- [ЗАДАНИЕ]: Чего, согласно тексту о штурме Берлина, стоила начальнику Генштаба А.И.Антонову его настойчивость?

- [ТЕКСТ УПРАЖНЕНИЯ]:
Наконец, так же развёл Сталин самого Жукова с Коневым и даже с Рокоссовским. 1-й Белорусский фронт Рокоссовского был нацелен на Берлин. Перед штурмом Рокоссовского перевели на 2-й Белорусский, а на 1-й поставили Жукова. Это и положило конец сердечным отношениям двух старых товарищей. Их дружба, перенесшая многое, этого перенести не могла. (Не уверен, что озлобленность возникла. Скорее, просто неловкость в отношениях.) А 1-му Украинскому фронту Конева в штурме Берлина не отвели створа для наступления. Лишь в последние дни апреля Сталин раздражённо стёр разграничительную линию на шестидесятикилометровом участке, и то после многократных представлений начальника Генштаба А.И.Антонова. Антонову эта настойчивость стоила маршальского звания.

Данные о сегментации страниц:

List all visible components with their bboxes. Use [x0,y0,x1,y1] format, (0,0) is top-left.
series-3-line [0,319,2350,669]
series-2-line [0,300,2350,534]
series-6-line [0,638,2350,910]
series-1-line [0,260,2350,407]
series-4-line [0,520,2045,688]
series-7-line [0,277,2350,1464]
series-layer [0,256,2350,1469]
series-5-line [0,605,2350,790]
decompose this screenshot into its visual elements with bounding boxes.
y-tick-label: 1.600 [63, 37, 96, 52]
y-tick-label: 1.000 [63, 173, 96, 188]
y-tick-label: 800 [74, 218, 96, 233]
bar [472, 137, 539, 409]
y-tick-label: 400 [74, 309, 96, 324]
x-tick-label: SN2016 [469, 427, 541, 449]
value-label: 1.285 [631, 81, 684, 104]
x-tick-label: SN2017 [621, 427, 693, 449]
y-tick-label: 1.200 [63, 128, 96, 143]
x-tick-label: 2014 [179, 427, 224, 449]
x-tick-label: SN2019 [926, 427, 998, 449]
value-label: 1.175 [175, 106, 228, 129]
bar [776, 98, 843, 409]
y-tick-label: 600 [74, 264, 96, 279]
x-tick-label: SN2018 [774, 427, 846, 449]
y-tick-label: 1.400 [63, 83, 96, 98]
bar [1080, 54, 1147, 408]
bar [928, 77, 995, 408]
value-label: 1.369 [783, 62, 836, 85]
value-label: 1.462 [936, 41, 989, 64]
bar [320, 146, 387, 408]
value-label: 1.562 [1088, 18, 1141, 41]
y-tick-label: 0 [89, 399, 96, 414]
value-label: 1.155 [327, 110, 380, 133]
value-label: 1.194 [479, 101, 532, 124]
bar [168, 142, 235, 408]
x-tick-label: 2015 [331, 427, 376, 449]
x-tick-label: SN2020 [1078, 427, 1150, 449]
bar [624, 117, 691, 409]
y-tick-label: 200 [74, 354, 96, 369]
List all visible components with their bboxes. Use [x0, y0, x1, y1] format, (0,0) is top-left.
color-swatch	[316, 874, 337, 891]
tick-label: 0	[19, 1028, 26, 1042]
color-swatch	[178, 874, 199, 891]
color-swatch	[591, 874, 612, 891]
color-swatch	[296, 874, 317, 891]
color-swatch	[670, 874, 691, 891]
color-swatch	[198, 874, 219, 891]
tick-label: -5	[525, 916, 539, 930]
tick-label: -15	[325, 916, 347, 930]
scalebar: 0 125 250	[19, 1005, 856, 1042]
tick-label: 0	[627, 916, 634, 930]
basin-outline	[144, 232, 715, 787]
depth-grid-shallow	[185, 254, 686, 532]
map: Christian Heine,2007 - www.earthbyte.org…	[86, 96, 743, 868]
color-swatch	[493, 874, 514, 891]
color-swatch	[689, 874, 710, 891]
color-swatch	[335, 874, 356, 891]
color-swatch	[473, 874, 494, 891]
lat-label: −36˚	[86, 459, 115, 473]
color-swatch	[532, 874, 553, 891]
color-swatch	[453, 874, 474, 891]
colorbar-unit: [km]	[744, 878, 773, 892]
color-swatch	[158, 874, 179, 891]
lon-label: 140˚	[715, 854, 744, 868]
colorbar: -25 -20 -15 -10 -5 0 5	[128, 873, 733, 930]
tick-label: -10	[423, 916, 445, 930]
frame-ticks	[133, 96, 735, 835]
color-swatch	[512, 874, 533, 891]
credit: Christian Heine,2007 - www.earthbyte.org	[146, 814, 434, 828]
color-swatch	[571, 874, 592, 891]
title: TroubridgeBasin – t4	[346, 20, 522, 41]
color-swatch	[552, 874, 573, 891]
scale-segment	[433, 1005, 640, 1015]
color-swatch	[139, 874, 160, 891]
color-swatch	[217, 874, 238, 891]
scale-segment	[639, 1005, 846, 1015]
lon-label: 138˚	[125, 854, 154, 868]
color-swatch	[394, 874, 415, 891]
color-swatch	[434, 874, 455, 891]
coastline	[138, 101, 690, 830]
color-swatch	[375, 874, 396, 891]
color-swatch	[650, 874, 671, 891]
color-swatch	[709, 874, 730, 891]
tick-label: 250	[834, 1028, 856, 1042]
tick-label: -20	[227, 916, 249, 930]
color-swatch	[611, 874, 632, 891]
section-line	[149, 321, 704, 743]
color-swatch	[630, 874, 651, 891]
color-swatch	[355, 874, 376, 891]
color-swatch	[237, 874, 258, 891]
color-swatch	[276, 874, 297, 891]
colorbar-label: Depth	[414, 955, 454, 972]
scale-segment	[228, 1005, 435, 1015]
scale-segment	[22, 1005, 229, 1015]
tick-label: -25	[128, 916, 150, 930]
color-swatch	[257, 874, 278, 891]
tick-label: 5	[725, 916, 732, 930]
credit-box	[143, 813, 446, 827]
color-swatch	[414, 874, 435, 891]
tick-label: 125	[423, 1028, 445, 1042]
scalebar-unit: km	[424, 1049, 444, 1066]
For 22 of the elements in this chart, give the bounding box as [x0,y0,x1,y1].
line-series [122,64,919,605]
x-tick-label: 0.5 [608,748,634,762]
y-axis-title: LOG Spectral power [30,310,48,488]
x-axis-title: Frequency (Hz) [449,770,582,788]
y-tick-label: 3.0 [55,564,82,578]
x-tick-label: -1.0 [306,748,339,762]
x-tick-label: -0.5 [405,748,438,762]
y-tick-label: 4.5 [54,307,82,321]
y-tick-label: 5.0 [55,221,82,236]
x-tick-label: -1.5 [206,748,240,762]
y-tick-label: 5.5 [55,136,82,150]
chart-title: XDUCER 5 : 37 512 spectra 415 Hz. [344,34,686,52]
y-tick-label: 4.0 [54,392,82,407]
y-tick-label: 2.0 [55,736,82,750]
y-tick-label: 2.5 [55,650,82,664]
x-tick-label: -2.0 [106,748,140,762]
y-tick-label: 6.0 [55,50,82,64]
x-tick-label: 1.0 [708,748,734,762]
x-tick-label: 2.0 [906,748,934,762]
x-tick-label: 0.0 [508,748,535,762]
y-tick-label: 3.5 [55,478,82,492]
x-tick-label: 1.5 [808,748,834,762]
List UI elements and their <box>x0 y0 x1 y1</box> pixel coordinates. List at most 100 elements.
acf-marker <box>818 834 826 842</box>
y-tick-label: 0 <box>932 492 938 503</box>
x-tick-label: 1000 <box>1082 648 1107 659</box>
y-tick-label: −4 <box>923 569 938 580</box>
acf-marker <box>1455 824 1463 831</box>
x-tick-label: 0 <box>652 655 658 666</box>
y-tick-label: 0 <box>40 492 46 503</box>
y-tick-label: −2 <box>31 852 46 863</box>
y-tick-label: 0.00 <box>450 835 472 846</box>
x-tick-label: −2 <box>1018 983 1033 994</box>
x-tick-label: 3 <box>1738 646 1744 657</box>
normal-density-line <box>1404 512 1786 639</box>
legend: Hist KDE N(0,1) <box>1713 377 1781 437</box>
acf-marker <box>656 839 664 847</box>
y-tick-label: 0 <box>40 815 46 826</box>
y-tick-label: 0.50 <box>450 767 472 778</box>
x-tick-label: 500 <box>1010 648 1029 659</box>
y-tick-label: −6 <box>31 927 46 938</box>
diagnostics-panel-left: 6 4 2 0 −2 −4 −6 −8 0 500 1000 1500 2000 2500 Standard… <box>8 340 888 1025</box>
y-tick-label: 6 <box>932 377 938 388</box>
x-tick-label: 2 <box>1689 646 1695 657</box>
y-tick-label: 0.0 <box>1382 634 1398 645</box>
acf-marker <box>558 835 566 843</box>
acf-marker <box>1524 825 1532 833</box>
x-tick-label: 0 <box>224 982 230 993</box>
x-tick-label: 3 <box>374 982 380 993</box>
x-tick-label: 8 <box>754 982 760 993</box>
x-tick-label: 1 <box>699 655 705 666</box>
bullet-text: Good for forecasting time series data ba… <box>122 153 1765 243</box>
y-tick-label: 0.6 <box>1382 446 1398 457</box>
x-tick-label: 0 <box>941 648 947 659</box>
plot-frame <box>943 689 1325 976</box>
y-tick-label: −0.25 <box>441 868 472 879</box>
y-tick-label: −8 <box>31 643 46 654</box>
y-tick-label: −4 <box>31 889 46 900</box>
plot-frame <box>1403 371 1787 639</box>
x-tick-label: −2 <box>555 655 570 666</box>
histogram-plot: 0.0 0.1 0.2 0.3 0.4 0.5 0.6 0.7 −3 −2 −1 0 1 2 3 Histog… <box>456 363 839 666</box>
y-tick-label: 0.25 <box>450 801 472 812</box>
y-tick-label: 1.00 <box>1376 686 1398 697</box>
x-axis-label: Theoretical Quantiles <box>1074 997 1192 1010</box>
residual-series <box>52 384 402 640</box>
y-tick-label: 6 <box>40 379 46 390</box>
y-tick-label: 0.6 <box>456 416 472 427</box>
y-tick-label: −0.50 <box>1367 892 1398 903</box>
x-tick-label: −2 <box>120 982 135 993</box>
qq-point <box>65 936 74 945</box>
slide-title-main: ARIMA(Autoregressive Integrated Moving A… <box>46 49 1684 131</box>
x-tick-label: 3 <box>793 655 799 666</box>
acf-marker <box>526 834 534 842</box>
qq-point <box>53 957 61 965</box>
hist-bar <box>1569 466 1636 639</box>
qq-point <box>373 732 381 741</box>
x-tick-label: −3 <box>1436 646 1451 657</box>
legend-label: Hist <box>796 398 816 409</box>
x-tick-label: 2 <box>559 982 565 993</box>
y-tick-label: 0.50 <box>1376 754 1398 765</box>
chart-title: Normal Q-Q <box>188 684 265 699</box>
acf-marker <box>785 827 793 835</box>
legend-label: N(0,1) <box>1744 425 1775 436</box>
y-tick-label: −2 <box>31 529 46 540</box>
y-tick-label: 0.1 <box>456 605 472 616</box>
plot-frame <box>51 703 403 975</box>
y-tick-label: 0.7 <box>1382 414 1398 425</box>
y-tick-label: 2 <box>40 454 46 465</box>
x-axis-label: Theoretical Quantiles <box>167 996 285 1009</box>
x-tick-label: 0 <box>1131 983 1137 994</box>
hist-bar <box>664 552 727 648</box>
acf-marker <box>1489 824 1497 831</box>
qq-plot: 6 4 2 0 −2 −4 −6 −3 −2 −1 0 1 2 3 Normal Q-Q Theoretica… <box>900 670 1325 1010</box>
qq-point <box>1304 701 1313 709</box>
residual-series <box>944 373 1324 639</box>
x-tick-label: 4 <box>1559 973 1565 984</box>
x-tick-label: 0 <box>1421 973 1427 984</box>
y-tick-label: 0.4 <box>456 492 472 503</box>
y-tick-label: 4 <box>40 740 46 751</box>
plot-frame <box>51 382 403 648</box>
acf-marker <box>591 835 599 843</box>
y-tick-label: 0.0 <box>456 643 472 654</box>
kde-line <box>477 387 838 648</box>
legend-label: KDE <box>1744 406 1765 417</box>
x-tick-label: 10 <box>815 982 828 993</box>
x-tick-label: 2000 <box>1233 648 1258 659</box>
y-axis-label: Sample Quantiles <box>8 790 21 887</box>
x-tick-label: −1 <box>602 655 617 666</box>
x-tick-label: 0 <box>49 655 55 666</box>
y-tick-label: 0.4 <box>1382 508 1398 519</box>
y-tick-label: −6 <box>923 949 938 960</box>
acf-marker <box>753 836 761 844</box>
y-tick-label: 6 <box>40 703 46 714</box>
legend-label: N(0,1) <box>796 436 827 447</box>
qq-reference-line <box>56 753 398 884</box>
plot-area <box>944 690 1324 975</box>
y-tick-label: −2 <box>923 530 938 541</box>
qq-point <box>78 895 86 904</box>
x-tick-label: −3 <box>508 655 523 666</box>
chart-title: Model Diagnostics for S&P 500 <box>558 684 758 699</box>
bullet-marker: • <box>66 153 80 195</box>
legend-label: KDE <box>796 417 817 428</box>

- [ПИСЬМЕННЫЙ ОТВЕТ]: Маршальского звания.